● SET EXERCISE
Sift the listing for lines that hold the string "neutral" and pull them out.

● EXTRACTED INFORMATION
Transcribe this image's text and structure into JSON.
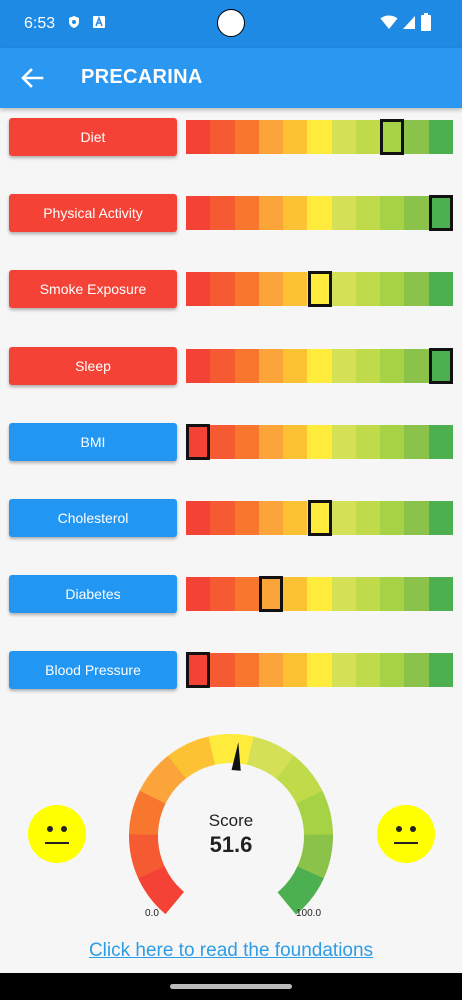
{
  "status_bar": {
    "time": "6:53",
    "icons": [
      "shield-icon",
      "font-icon",
      "wifi-icon",
      "signal-icon",
      "battery-icon"
    ]
  },
  "app_bar": {
    "title": "PRECARINA",
    "back_icon": "arrow-left-icon"
  },
  "scale_colors": [
    "#f44336",
    "#f55a32",
    "#f7772f",
    "#faa43a",
    "#fdc234",
    "#ffeb3b",
    "#d4e157",
    "#bfdb4a",
    "#a6d245",
    "#8bc34a",
    "#4caf50"
  ],
  "metrics": [
    {
      "label": "Diet",
      "button_color": "red",
      "level": 8
    },
    {
      "label": "Physical Activity",
      "button_color": "red",
      "level": 10
    },
    {
      "label": "Smoke Exposure",
      "button_color": "red",
      "level": 5
    },
    {
      "label": "Sleep",
      "button_color": "red",
      "level": 10
    },
    {
      "label": "BMI",
      "button_color": "blue",
      "level": 0
    },
    {
      "label": "Cholesterol",
      "button_color": "blue",
      "level": 5
    },
    {
      "label": "Diabetes",
      "button_color": "blue",
      "level": 3
    },
    {
      "label": "Blood Pressure",
      "button_color": "blue",
      "level": 0
    }
  ],
  "gauge": {
    "label": "Score",
    "value": 51.6,
    "value_text": "51.6",
    "min_label": "0.0",
    "max_label": "100.0",
    "min": 0,
    "max": 100
  },
  "faces": {
    "left_icon": "neutral-face-icon",
    "right_icon": "neutral-face-icon"
  },
  "link_text": "Click here to read the foundations"
}
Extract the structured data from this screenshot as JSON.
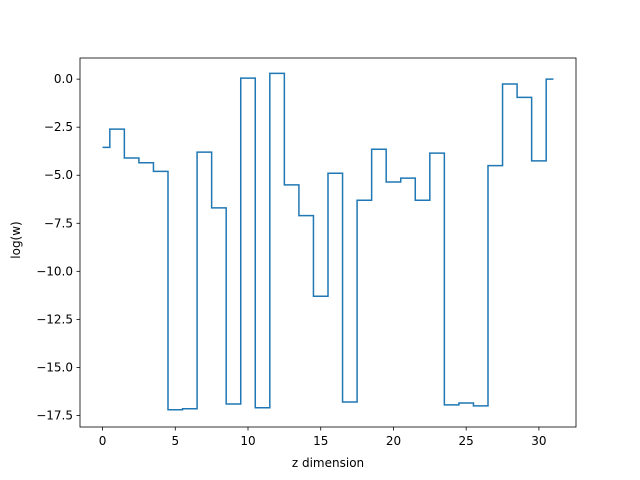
{
  "chart_data": {
    "type": "line",
    "drawstyle": "steps-mid",
    "title": "",
    "xlabel": "z dimension",
    "ylabel": "log(w)",
    "xlim": [
      -1.55,
      32.55
    ],
    "ylim": [
      -18.1,
      1.1
    ],
    "xticks": [
      0,
      5,
      10,
      15,
      20,
      25,
      30
    ],
    "xtick_labels": [
      "0",
      "5",
      "10",
      "15",
      "20",
      "25",
      "30"
    ],
    "yticks": [
      0.0,
      -2.5,
      -5.0,
      -7.5,
      -10.0,
      -12.5,
      -15.0,
      -17.5
    ],
    "ytick_labels": [
      "0.0",
      "−2.5",
      "−5.0",
      "−7.5",
      "−10.0",
      "−12.5",
      "−15.0",
      "−17.5"
    ],
    "grid": false,
    "series_color": "#1f77b4",
    "x": [
      0,
      1,
      2,
      3,
      4,
      5,
      6,
      7,
      8,
      9,
      10,
      11,
      12,
      13,
      14,
      15,
      16,
      17,
      18,
      19,
      20,
      21,
      22,
      23,
      24,
      25,
      26,
      27,
      28,
      29,
      30,
      31
    ],
    "y": [
      -3.55,
      -2.6,
      -4.1,
      -4.35,
      -4.8,
      -17.2,
      -17.15,
      -3.8,
      -6.7,
      -16.9,
      0.05,
      -17.1,
      0.3,
      -5.5,
      -7.1,
      -11.3,
      -4.9,
      -16.8,
      -6.3,
      -3.65,
      -5.35,
      -5.15,
      -6.3,
      -3.85,
      -16.95,
      -16.85,
      -17.0,
      -4.5,
      -0.25,
      -0.95,
      -4.25,
      0.0
    ]
  }
}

● SOLUTION FOR THIS PROBLEM
    "left_icon": "neutral-face-icon",
    "right_icon": "neutral-face-icon"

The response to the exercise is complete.